* [Exercise input]
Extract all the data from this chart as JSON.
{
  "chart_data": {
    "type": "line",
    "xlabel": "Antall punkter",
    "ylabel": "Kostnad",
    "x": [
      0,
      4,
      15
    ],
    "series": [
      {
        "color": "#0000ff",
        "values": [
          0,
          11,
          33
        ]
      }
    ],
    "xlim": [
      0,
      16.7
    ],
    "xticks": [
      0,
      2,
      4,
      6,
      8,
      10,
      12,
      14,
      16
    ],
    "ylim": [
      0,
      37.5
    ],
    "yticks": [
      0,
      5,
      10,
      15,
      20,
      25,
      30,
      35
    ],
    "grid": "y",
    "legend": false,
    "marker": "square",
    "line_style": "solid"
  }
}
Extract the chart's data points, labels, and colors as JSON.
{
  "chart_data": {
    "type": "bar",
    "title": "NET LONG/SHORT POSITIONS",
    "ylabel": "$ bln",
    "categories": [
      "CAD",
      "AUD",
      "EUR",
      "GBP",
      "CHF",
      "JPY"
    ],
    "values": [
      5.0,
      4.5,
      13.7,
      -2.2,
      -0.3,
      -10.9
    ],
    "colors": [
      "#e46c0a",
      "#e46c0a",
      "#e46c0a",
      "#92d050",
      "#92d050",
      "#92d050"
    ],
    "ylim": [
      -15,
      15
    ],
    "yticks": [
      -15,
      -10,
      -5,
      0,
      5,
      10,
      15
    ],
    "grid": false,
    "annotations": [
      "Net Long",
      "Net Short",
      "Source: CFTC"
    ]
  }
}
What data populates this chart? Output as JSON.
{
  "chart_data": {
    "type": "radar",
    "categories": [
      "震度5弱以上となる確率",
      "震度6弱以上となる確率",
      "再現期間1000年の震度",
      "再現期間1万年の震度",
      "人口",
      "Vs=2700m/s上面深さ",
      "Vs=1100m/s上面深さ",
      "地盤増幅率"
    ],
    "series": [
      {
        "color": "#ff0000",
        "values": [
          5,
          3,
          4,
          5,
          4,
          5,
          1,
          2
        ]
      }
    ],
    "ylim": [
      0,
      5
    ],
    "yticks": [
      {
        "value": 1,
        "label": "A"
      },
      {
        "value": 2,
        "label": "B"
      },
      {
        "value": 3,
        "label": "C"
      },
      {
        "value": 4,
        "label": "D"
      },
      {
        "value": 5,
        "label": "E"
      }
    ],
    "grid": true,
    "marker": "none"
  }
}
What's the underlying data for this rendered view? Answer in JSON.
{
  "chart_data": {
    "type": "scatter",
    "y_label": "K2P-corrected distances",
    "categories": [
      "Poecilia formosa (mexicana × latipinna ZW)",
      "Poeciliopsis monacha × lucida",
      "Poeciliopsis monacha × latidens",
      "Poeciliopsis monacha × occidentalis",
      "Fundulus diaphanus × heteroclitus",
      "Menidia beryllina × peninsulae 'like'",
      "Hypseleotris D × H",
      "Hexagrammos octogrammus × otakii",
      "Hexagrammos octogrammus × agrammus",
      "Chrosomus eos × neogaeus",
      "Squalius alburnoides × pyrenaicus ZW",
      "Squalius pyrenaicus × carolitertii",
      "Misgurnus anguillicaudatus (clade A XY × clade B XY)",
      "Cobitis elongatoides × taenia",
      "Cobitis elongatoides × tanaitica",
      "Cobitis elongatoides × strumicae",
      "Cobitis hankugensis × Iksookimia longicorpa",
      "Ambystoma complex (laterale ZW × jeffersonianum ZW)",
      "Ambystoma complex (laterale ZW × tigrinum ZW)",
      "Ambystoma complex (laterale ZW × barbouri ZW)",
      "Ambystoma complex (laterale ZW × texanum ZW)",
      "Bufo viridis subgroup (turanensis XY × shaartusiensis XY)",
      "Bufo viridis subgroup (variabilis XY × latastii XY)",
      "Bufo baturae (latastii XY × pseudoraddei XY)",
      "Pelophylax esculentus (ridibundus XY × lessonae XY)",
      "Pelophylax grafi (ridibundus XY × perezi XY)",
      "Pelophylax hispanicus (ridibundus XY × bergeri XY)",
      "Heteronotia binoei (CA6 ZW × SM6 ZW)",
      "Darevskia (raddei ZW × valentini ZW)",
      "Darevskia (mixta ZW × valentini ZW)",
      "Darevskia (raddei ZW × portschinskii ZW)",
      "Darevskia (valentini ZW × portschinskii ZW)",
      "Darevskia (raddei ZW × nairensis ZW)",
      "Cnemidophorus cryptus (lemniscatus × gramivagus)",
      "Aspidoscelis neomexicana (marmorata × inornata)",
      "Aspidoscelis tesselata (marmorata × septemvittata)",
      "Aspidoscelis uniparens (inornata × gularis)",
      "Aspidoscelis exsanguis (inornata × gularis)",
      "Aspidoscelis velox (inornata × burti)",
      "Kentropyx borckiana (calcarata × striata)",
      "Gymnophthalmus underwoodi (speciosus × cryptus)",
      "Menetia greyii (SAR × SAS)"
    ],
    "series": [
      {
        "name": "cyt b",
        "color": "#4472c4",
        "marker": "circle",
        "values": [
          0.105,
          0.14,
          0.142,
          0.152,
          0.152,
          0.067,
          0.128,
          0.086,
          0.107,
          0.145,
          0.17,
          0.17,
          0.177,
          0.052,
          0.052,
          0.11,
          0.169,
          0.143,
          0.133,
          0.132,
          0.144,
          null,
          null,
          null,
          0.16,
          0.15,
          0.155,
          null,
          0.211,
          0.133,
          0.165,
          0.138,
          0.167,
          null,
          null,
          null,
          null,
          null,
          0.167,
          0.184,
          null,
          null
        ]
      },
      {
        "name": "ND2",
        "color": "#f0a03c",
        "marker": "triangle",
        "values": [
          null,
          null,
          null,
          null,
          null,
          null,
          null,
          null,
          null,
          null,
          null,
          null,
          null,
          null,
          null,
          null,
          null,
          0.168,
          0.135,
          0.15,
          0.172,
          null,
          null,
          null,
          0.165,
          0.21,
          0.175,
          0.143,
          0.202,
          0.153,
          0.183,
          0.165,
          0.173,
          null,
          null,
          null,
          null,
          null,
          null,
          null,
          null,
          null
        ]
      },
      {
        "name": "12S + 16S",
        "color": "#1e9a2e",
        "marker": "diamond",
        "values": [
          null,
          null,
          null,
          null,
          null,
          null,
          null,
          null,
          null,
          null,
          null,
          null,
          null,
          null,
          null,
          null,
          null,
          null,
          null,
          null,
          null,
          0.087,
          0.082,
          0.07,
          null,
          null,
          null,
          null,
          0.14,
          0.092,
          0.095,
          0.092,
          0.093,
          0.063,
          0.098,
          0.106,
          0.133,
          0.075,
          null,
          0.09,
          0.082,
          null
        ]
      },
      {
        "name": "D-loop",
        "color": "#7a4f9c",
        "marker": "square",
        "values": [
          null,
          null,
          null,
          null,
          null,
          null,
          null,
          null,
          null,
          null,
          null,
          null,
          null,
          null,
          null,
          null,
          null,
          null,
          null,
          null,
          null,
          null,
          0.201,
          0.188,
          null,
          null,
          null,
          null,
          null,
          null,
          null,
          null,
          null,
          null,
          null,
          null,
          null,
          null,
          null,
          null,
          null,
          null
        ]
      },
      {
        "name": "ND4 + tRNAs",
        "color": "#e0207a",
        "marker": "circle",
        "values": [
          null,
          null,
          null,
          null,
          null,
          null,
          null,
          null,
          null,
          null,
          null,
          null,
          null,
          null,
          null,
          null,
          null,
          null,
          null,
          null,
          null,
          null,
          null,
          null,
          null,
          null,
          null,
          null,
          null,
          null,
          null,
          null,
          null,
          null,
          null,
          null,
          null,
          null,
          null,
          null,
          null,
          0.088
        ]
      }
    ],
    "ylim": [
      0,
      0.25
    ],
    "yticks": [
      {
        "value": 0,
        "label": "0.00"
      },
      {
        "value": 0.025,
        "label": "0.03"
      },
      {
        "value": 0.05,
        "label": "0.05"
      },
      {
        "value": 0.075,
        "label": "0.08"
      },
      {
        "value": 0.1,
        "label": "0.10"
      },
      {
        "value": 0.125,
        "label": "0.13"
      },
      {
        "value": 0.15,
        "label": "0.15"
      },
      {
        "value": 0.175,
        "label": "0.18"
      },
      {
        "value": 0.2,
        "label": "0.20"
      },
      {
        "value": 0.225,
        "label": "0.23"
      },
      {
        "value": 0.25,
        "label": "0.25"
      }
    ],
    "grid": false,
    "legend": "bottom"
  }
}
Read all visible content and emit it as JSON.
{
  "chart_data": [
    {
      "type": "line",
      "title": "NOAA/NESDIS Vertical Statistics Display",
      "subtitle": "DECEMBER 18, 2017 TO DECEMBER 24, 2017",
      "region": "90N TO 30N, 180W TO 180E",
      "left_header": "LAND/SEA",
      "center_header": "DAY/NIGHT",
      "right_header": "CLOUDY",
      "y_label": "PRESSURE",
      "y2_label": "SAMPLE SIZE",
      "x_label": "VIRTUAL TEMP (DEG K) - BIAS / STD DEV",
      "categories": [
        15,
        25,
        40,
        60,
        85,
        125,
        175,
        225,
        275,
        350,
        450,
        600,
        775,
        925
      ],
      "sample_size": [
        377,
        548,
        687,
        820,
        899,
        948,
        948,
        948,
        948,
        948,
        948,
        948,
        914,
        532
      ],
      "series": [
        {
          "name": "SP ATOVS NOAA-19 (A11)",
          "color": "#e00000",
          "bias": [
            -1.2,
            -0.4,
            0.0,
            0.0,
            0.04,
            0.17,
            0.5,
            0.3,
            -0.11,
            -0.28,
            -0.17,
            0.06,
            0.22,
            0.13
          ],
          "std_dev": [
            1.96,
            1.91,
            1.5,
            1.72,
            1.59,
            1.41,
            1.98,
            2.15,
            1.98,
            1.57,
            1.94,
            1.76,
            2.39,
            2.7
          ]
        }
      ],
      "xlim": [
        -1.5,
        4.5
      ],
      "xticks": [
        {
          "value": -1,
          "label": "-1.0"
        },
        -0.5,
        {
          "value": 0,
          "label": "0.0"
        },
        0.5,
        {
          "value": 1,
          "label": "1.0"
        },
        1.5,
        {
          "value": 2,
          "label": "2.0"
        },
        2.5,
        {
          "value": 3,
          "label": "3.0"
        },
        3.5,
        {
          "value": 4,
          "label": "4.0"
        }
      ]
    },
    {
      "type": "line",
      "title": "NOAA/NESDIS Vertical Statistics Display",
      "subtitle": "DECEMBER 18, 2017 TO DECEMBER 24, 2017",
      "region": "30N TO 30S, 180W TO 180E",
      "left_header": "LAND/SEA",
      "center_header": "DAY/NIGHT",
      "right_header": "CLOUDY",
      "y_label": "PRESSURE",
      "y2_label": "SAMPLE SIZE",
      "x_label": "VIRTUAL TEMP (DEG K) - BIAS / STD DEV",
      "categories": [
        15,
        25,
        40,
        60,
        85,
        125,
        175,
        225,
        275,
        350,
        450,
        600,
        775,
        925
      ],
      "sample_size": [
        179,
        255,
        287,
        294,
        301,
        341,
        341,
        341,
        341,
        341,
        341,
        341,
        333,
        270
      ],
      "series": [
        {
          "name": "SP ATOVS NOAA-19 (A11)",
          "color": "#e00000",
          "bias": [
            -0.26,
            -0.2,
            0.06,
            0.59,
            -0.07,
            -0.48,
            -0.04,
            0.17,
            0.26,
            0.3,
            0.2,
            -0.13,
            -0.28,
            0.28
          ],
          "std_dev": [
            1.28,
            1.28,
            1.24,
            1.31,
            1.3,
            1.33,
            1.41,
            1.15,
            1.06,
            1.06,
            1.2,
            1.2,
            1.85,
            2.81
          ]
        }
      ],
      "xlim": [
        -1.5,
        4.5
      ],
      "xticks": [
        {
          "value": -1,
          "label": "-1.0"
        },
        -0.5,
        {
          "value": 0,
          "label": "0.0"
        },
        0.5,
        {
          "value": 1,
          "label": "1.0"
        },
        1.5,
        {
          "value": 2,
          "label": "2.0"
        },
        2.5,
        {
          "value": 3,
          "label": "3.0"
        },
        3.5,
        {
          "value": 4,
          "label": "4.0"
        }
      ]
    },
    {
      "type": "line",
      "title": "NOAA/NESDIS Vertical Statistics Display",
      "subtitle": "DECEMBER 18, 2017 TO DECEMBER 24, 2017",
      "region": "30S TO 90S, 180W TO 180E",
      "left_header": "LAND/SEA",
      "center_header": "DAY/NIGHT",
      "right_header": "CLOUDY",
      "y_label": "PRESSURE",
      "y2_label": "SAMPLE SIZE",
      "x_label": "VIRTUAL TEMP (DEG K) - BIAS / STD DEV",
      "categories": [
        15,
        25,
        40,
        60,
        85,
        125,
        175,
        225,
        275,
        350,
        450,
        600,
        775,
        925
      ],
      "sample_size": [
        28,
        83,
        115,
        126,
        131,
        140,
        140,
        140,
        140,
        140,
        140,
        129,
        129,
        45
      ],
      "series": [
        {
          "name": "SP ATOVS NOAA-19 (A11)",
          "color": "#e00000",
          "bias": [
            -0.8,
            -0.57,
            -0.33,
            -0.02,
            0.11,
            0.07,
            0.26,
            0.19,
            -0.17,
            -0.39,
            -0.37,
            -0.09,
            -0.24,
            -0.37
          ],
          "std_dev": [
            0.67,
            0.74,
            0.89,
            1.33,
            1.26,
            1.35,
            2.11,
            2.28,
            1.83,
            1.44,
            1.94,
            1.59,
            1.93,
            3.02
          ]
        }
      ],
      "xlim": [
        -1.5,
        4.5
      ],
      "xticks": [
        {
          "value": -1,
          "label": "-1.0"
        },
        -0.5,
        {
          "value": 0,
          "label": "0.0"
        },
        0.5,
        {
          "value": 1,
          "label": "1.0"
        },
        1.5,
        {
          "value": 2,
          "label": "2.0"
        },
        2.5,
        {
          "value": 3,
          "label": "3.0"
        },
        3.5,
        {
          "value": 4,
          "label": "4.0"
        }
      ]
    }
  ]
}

* [Work to do]
Copy out every line from the data above that has "gularis" in it.

* [Solution]
      "Aspidoscelis uniparens (inornata × gularis)",
      "Aspidoscelis exsanguis (inornata × gularis)",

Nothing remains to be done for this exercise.